DATA LINES >>
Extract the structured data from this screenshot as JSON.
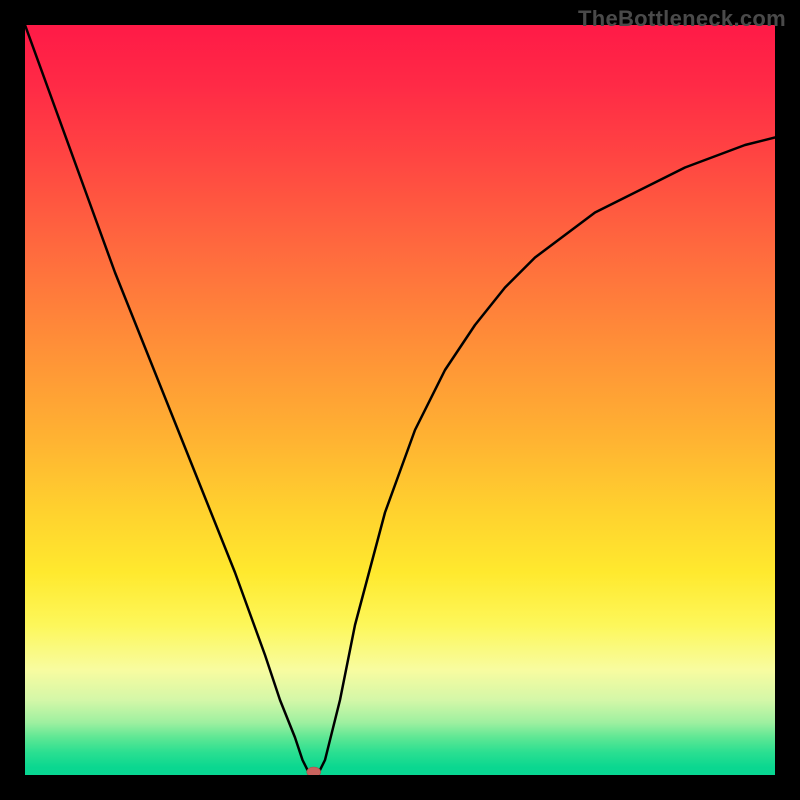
{
  "watermark": "TheBottleneck.com",
  "chart_data": {
    "type": "line",
    "title": "",
    "xlabel": "",
    "ylabel": "",
    "xlim": [
      0,
      100
    ],
    "ylim": [
      0,
      100
    ],
    "series": [
      {
        "name": "bottleneck-curve",
        "x": [
          0,
          4,
          8,
          12,
          16,
          20,
          24,
          28,
          32,
          34,
          36,
          37,
          38,
          39,
          40,
          42,
          44,
          48,
          52,
          56,
          60,
          64,
          68,
          72,
          76,
          80,
          84,
          88,
          92,
          96,
          100
        ],
        "y": [
          100,
          89,
          78,
          67,
          57,
          47,
          37,
          27,
          16,
          10,
          5,
          2,
          0,
          0,
          2,
          10,
          20,
          35,
          46,
          54,
          60,
          65,
          69,
          72,
          75,
          77,
          79,
          81,
          82.5,
          84,
          85
        ]
      }
    ],
    "marker": {
      "x": 38.5,
      "y": 0,
      "color": "#c9635e"
    },
    "gradient_stops": [
      {
        "pos": 0,
        "color": "#ff1a47"
      },
      {
        "pos": 50,
        "color": "#ffb232"
      },
      {
        "pos": 80,
        "color": "#fdf75a"
      },
      {
        "pos": 100,
        "color": "#08d692"
      }
    ]
  }
}
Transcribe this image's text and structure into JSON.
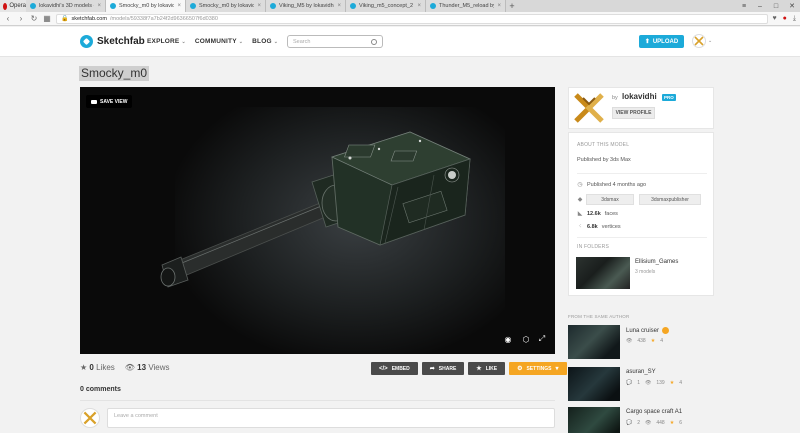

GIVEN EXERCISE >> Count the lines above that contain the word "JSON", and reply with only that number.

FULL OUTPUT >> 2